Rewrite the lines from the first one up to and including the line with "banner-box (75, 152, 829, 196)", replacing "value-label" with "data-label" and leaving everything else unchanged.

Element and region data:
====

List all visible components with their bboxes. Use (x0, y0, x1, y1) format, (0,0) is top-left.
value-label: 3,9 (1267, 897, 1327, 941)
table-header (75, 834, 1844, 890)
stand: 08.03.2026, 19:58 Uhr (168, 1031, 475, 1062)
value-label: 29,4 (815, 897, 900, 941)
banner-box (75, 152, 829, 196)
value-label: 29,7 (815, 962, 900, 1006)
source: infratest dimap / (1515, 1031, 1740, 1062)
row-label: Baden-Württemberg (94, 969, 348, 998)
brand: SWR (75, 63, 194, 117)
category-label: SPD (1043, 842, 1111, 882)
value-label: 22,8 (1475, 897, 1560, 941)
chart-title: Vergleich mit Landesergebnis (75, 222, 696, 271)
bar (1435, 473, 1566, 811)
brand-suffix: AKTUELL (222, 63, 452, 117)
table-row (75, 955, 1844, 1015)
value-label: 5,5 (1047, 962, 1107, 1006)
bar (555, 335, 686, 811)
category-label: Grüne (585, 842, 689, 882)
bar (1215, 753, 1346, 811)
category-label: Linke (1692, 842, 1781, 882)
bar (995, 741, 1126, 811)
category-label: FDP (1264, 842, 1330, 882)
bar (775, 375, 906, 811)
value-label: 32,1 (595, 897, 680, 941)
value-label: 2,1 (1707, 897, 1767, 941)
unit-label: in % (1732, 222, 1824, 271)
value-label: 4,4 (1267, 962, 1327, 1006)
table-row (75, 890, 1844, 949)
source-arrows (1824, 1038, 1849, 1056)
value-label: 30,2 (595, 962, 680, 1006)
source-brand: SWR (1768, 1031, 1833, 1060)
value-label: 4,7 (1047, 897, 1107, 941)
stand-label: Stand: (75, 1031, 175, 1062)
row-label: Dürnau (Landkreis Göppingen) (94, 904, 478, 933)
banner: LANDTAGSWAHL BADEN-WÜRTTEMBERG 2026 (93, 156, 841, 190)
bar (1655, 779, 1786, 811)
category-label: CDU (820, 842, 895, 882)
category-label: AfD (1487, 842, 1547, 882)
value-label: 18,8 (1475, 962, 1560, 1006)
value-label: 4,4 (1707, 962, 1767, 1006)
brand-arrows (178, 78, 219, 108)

====

### RESPONSE TO THIS EXERCISE:
List all visible components with their bboxes. Use (x0, y0, x1, y1) format, (0,0) is top-left.
data-label: 3,9 (1267, 897, 1327, 941)
table-header (75, 834, 1844, 890)
stand: 08.03.2026, 19:58 Uhr (168, 1031, 475, 1062)
data-label: 29,4 (815, 897, 900, 941)
banner-box (75, 152, 829, 196)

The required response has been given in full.